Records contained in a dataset
** START **
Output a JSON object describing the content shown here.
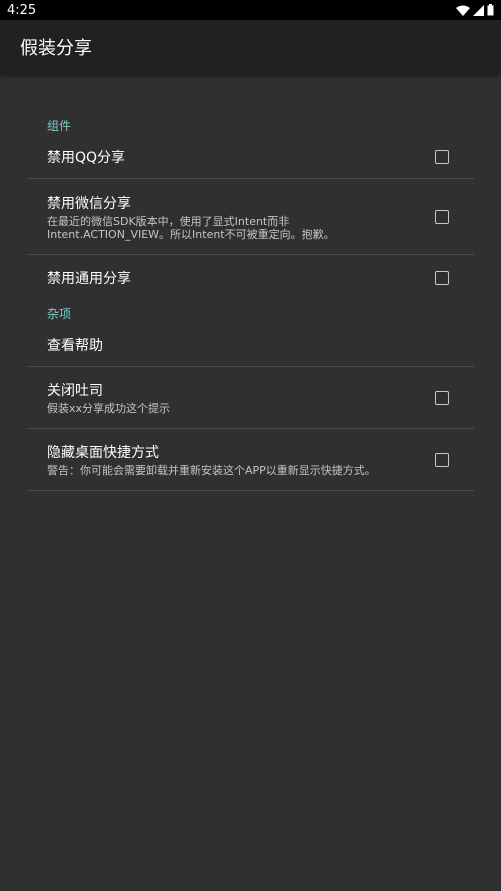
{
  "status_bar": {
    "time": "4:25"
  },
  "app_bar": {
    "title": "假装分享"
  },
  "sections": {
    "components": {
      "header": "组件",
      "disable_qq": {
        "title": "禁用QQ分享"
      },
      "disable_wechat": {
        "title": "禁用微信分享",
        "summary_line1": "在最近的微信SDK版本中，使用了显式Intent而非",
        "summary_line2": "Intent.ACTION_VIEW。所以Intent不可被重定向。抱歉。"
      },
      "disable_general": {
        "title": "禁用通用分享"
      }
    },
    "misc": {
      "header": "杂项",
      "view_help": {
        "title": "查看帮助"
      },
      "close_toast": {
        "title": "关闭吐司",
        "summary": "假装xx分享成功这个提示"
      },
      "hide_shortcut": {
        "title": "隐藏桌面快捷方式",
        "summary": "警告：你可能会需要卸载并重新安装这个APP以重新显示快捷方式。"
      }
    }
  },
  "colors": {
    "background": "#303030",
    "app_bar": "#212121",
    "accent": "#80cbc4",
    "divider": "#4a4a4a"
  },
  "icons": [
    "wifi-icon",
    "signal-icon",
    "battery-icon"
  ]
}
** END **
Task brief: Omit the pictures, then output the rest of the listing exactly.

The output:
Output a JSON object describing the content shown here.
{
  "status_bar": {
    "time": "4:25"
  },
  "app_bar": {
    "title": "假装分享"
  },
  "sections": {
    "components": {
      "header": "组件",
      "disable_qq": {
        "title": "禁用QQ分享"
      },
      "disable_wechat": {
        "title": "禁用微信分享",
        "summary_line1": "在最近的微信SDK版本中，使用了显式Intent而非",
        "summary_line2": "Intent.ACTION_VIEW。所以Intent不可被重定向。抱歉。"
      },
      "disable_general": {
        "title": "禁用通用分享"
      }
    },
    "misc": {
      "header": "杂项",
      "view_help": {
        "title": "查看帮助"
      },
      "close_toast": {
        "title": "关闭吐司",
        "summary": "假装xx分享成功这个提示"
      },
      "hide_shortcut": {
        "title": "隐藏桌面快捷方式",
        "summary": "警告：你可能会需要卸载并重新安装这个APP以重新显示快捷方式。"
      }
    }
  },
  "colors": {
    "background": "#303030",
    "app_bar": "#212121",
    "accent": "#80cbc4",
    "divider": "#4a4a4a"
  },
  "icons": [
    "wifi-icon",
    "signal-icon",
    "battery-icon"
  ]
}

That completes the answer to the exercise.